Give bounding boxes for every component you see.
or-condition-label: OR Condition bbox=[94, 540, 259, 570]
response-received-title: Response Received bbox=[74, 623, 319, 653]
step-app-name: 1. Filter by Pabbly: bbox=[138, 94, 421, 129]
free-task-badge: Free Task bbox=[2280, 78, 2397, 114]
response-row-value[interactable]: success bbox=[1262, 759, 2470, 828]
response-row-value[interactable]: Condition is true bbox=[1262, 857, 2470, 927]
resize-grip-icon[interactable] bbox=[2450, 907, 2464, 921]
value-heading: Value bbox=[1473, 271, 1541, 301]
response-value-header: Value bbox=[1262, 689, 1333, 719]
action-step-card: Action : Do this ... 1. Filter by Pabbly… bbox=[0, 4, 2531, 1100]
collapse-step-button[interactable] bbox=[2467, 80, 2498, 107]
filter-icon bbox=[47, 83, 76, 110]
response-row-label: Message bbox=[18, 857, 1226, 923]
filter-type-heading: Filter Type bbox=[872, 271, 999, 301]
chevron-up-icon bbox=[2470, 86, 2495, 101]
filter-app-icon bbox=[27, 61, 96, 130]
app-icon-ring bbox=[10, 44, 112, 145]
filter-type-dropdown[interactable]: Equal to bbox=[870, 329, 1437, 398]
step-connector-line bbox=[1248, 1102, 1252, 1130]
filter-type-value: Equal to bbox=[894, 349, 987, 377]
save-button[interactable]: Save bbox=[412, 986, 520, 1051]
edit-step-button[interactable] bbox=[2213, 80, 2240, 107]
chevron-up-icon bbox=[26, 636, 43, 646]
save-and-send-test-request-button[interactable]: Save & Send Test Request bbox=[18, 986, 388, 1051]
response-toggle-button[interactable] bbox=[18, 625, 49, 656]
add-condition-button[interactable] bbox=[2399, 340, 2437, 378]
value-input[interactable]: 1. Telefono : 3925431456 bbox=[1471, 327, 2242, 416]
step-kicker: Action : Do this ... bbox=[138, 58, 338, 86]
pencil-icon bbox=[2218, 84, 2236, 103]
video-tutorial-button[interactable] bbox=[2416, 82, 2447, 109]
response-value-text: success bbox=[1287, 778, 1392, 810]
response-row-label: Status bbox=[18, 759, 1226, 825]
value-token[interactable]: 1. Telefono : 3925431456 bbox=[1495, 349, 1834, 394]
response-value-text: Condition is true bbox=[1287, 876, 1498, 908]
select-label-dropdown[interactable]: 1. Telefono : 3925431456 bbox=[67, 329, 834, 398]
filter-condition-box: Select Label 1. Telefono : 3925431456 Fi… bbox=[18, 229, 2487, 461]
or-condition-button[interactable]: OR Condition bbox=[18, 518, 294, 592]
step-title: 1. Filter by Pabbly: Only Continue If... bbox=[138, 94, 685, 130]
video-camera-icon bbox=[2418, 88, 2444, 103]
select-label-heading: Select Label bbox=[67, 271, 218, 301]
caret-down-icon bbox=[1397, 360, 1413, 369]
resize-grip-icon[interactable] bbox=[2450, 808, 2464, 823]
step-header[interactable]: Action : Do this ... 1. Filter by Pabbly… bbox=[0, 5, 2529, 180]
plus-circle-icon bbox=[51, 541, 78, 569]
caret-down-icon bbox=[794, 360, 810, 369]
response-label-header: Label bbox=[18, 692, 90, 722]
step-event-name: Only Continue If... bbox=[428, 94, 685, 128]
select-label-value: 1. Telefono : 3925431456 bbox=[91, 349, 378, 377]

----------

Copy every one of the rows above word for word, with nothing changed.

THE RESULT:
Give bounding boxes for every component you see.
or-condition-label: OR Condition bbox=[94, 540, 259, 570]
response-received-title: Response Received bbox=[74, 623, 319, 653]
step-app-name: 1. Filter by Pabbly: bbox=[138, 94, 421, 129]
free-task-badge: Free Task bbox=[2280, 78, 2397, 114]
response-row-value[interactable]: success bbox=[1262, 759, 2470, 828]
response-row-value[interactable]: Condition is true bbox=[1262, 857, 2470, 927]
resize-grip-icon[interactable] bbox=[2450, 907, 2464, 921]
value-heading: Value bbox=[1473, 271, 1541, 301]
response-value-header: Value bbox=[1262, 689, 1333, 719]
action-step-card: Action : Do this ... 1. Filter by Pabbly… bbox=[0, 4, 2531, 1100]
collapse-step-button[interactable] bbox=[2467, 80, 2498, 107]
filter-icon bbox=[47, 83, 76, 110]
response-row-label: Message bbox=[18, 857, 1226, 923]
filter-type-heading: Filter Type bbox=[872, 271, 999, 301]
chevron-up-icon bbox=[2470, 86, 2495, 101]
filter-app-icon bbox=[27, 61, 96, 130]
app-icon-ring bbox=[10, 44, 112, 145]
filter-type-dropdown[interactable]: Equal to bbox=[870, 329, 1437, 398]
step-connector-line bbox=[1248, 1102, 1252, 1130]
filter-type-value: Equal to bbox=[894, 349, 987, 377]
save-button[interactable]: Save bbox=[412, 986, 520, 1051]
edit-step-button[interactable] bbox=[2213, 80, 2240, 107]
chevron-up-icon bbox=[26, 636, 43, 646]
save-and-send-test-request-button[interactable]: Save & Send Test Request bbox=[18, 986, 388, 1051]
response-toggle-button[interactable] bbox=[18, 625, 49, 656]
add-condition-button[interactable] bbox=[2399, 340, 2437, 378]
value-input[interactable]: 1. Telefono : 3925431456 bbox=[1471, 327, 2242, 416]
step-kicker: Action : Do this ... bbox=[138, 58, 338, 86]
pencil-icon bbox=[2218, 84, 2236, 103]
video-tutorial-button[interactable] bbox=[2416, 82, 2447, 109]
response-value-text: success bbox=[1287, 778, 1392, 810]
response-row-label: Status bbox=[18, 759, 1226, 825]
value-token[interactable]: 1. Telefono : 3925431456 bbox=[1495, 349, 1834, 394]
response-value-text: Condition is true bbox=[1287, 876, 1498, 908]
select-label-dropdown[interactable]: 1. Telefono : 3925431456 bbox=[67, 329, 834, 398]
filter-condition-box: Select Label 1. Telefono : 3925431456 Fi… bbox=[18, 229, 2487, 461]
or-condition-button[interactable]: OR Condition bbox=[18, 518, 294, 592]
step-title: 1. Filter by Pabbly: Only Continue If... bbox=[138, 94, 685, 130]
video-camera-icon bbox=[2418, 88, 2444, 103]
select-label-heading: Select Label bbox=[67, 271, 218, 301]
caret-down-icon bbox=[1397, 360, 1413, 369]
resize-grip-icon[interactable] bbox=[2450, 808, 2464, 823]
step-header[interactable]: Action : Do this ... 1. Filter by Pabbly… bbox=[0, 5, 2529, 180]
plus-circle-icon bbox=[51, 541, 78, 569]
caret-down-icon bbox=[794, 360, 810, 369]
response-label-header: Label bbox=[18, 692, 90, 722]
step-event-name: Only Continue If... bbox=[428, 94, 685, 128]
select-label-value: 1. Telefono : 3925431456 bbox=[91, 349, 378, 377]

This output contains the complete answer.